TASK INSTRUCTIONS => Check each line of the material. Copy those containing "Dourados".

[Dataset records on visual material]
○ ○ ○ ○ ○ ○ ○

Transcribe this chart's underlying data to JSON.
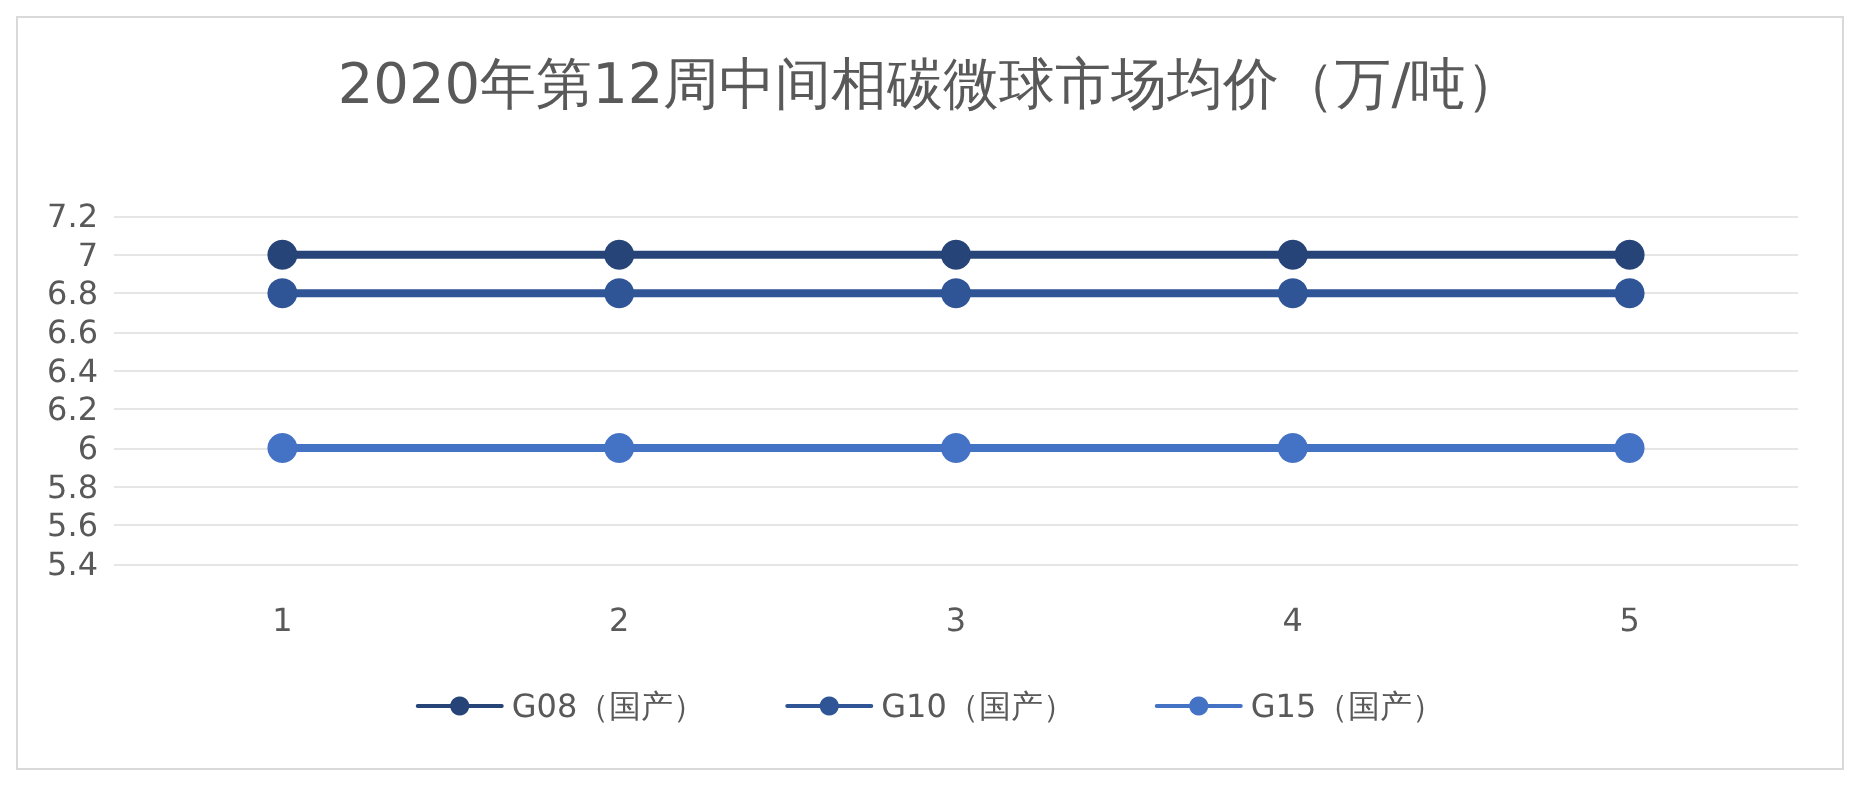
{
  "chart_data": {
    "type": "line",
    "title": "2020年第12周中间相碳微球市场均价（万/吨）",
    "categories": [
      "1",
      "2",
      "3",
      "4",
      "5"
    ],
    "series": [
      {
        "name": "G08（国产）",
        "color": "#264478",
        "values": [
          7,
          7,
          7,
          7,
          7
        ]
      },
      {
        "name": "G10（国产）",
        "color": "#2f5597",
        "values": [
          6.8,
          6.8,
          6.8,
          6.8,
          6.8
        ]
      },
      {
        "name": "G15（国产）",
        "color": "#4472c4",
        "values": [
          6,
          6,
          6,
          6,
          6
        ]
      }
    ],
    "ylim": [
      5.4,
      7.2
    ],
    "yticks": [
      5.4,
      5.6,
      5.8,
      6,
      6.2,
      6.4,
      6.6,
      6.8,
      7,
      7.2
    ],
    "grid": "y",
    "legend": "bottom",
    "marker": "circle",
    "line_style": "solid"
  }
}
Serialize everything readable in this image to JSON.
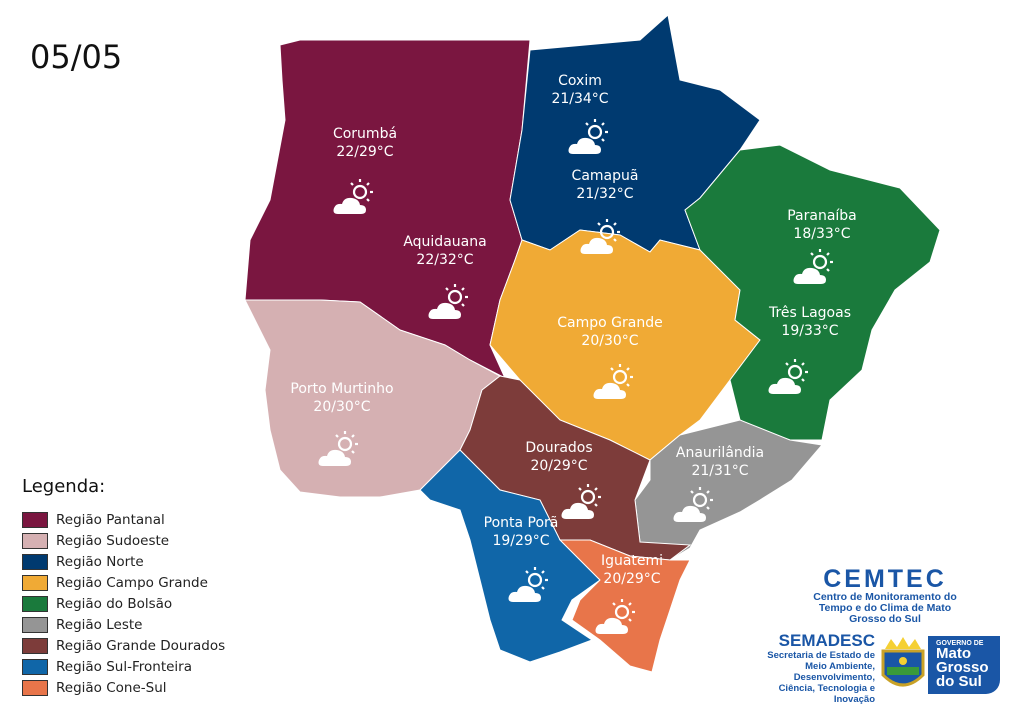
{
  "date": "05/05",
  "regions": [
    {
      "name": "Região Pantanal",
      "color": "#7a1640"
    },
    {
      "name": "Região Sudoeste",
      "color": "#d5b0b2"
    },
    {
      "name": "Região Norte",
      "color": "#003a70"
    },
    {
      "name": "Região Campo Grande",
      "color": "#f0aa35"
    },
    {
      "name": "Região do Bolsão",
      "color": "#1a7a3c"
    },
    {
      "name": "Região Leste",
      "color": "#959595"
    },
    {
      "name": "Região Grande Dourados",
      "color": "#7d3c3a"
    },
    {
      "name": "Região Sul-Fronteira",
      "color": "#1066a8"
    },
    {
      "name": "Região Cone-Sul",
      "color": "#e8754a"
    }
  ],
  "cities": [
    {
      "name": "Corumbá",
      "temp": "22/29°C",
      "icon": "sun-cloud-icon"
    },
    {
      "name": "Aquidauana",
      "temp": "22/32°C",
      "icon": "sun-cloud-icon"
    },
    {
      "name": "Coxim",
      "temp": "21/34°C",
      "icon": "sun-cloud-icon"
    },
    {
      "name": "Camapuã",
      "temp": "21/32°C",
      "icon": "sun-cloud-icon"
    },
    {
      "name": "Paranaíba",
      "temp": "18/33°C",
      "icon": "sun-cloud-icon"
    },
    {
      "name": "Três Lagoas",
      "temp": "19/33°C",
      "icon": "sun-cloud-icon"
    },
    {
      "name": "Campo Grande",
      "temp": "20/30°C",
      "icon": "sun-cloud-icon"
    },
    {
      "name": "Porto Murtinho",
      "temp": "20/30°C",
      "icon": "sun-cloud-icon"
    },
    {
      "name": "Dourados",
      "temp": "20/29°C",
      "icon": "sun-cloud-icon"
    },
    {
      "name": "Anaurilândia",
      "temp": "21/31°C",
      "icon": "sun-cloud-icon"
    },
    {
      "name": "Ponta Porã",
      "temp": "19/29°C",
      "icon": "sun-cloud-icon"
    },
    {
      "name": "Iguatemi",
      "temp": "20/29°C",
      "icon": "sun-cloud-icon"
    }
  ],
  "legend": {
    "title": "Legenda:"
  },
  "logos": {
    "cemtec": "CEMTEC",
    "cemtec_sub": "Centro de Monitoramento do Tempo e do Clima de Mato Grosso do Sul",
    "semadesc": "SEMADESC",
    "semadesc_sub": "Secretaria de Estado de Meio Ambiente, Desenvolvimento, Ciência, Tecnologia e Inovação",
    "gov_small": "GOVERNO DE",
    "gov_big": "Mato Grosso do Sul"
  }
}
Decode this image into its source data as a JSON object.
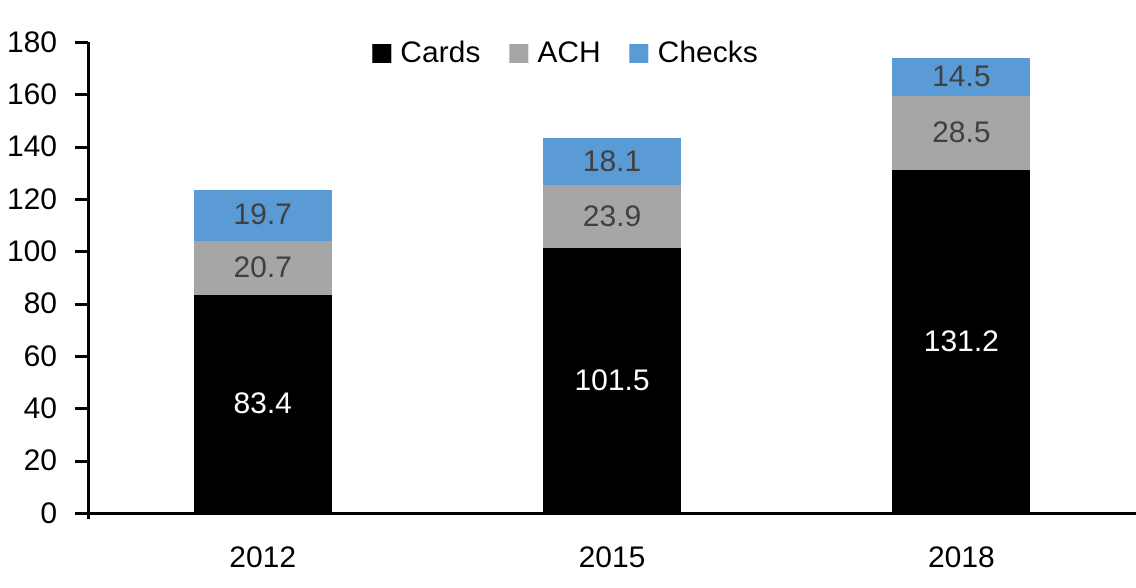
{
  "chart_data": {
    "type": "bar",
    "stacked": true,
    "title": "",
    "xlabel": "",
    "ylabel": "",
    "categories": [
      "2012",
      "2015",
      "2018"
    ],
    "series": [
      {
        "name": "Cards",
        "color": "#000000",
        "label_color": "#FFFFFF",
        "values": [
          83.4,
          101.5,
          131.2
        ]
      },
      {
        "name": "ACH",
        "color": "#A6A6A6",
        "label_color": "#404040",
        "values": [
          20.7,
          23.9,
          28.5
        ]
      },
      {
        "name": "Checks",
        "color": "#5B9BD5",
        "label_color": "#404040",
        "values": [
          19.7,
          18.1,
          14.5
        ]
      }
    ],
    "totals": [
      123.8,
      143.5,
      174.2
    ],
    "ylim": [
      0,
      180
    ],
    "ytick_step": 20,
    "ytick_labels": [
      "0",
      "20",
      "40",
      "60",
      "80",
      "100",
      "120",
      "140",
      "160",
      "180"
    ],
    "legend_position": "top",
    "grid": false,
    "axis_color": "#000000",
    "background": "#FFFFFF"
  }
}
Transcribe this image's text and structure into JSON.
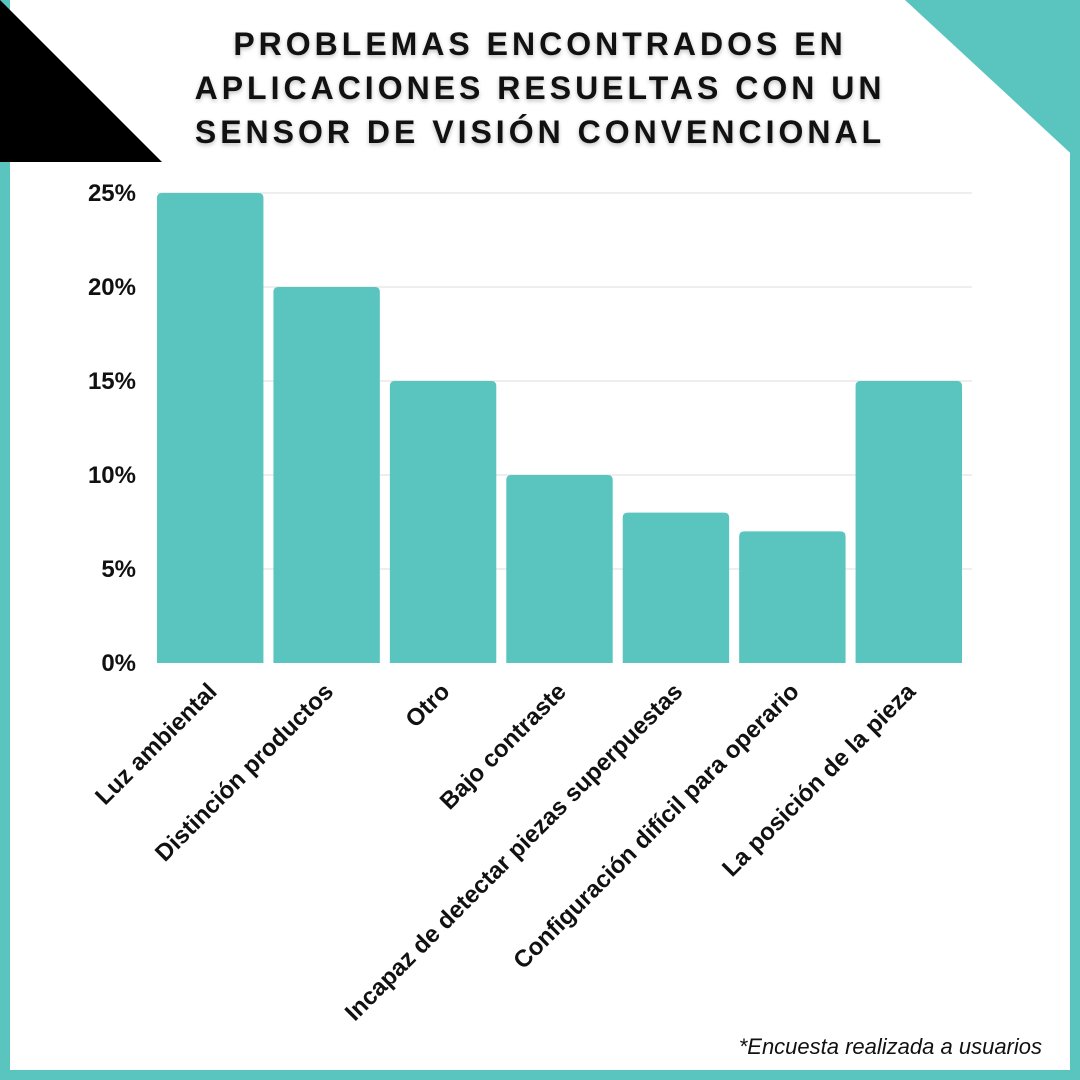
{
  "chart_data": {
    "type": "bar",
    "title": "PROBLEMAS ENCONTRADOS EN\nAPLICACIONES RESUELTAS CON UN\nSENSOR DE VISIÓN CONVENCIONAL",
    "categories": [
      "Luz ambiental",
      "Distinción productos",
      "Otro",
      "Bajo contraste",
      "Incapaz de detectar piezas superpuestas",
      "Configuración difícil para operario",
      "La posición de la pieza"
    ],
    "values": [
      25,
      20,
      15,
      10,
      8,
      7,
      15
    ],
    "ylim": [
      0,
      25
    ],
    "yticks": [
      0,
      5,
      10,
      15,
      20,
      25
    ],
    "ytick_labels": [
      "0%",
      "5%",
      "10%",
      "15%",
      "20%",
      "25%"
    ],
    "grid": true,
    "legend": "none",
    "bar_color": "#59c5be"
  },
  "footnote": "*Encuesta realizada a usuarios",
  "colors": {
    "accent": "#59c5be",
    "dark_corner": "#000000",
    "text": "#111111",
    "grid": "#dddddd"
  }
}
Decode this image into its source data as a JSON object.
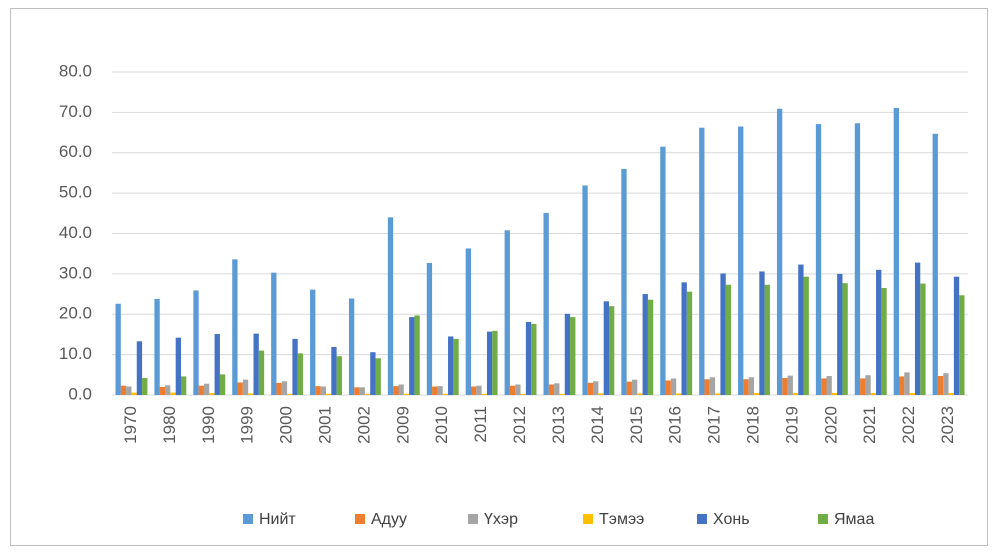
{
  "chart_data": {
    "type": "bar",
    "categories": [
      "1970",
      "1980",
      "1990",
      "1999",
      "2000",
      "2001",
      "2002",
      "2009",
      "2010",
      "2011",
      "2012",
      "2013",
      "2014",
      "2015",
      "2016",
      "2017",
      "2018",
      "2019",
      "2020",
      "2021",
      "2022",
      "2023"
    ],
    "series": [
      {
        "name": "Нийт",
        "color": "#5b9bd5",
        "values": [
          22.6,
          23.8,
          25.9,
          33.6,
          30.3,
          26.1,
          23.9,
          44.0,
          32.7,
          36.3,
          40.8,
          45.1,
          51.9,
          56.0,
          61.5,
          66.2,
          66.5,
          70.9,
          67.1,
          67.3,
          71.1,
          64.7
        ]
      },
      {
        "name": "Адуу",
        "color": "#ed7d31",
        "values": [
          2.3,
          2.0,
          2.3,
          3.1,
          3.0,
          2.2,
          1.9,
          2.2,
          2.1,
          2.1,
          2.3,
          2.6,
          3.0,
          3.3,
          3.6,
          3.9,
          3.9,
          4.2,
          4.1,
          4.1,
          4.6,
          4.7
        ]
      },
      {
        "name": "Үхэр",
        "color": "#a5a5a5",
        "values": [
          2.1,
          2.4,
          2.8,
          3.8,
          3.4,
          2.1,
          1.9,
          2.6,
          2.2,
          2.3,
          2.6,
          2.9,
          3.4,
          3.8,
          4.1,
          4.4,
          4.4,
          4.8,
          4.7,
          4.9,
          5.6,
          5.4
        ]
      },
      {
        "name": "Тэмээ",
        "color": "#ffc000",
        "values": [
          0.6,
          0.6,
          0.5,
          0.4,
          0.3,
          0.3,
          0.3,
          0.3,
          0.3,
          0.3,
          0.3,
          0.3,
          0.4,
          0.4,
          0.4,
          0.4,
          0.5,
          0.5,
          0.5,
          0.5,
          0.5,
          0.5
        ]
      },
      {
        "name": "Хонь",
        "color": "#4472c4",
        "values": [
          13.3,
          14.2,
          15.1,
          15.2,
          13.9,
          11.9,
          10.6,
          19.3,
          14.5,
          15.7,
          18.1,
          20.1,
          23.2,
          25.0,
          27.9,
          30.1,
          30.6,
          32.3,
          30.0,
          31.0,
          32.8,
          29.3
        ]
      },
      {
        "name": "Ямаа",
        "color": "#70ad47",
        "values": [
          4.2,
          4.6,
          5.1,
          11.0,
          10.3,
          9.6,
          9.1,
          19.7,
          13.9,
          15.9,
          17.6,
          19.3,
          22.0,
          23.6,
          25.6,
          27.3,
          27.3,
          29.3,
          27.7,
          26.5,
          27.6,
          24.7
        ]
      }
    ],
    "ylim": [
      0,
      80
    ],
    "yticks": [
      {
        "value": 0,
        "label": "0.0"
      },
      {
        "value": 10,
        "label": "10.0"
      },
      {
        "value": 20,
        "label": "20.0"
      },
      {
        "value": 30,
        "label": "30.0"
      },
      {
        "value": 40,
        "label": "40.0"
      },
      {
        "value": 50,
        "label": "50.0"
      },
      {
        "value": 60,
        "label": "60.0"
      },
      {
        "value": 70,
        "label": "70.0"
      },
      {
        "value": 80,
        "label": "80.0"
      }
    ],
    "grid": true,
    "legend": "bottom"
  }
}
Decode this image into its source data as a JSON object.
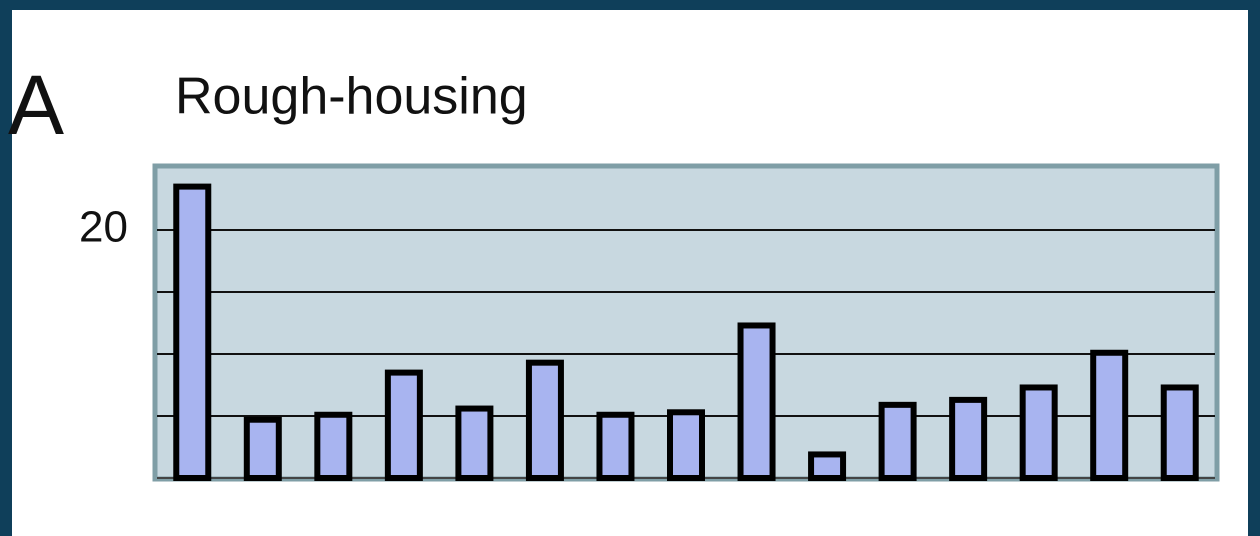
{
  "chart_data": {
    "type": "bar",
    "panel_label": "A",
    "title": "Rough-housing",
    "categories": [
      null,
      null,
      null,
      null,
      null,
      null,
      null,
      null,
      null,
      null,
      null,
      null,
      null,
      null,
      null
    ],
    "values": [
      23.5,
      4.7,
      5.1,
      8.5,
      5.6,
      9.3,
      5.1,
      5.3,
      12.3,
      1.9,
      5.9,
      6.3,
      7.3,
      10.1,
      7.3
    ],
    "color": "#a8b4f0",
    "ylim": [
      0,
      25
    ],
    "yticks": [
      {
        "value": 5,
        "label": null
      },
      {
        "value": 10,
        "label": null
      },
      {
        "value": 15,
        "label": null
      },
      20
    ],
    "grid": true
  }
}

○ ○ ○ ○ ○ ○ ○

EXERCISE RESULT =>
      "name": "Região Grande Dourados",
      "name": "Dourados",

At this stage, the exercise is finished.